● YOUR OBJECTIVE: Locate each line with the string "page" in the listing below and copy it.

● TASK INPUTS:

═══

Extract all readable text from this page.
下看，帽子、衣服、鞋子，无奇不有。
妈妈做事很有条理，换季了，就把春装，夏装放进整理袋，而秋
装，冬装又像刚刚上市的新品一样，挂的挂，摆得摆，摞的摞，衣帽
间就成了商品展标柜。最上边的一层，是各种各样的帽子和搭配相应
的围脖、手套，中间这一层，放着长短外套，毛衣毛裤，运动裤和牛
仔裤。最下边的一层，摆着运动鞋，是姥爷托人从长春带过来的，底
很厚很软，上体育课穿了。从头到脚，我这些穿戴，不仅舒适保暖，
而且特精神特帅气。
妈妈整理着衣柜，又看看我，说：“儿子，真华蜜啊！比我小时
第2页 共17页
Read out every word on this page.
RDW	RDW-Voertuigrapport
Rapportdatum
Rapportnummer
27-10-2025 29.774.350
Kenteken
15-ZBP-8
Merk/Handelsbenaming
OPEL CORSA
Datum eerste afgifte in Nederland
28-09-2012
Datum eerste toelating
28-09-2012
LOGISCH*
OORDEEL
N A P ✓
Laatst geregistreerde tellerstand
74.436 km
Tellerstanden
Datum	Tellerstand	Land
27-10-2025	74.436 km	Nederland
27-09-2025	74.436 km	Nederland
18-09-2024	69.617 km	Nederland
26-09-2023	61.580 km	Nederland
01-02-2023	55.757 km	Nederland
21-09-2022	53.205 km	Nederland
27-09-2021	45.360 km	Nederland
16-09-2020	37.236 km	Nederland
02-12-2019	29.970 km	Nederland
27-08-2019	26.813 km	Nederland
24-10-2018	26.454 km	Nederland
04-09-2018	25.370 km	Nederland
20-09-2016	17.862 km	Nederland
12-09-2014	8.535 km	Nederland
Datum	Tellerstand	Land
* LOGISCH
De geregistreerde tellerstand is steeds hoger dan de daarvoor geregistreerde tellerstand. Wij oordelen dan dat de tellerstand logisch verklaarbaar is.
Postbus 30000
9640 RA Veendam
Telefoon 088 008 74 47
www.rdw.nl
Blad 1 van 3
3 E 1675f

═══

● OUTPUT FOR THIS TASK:
Extract all readable text from this page.
Read out every word on this page.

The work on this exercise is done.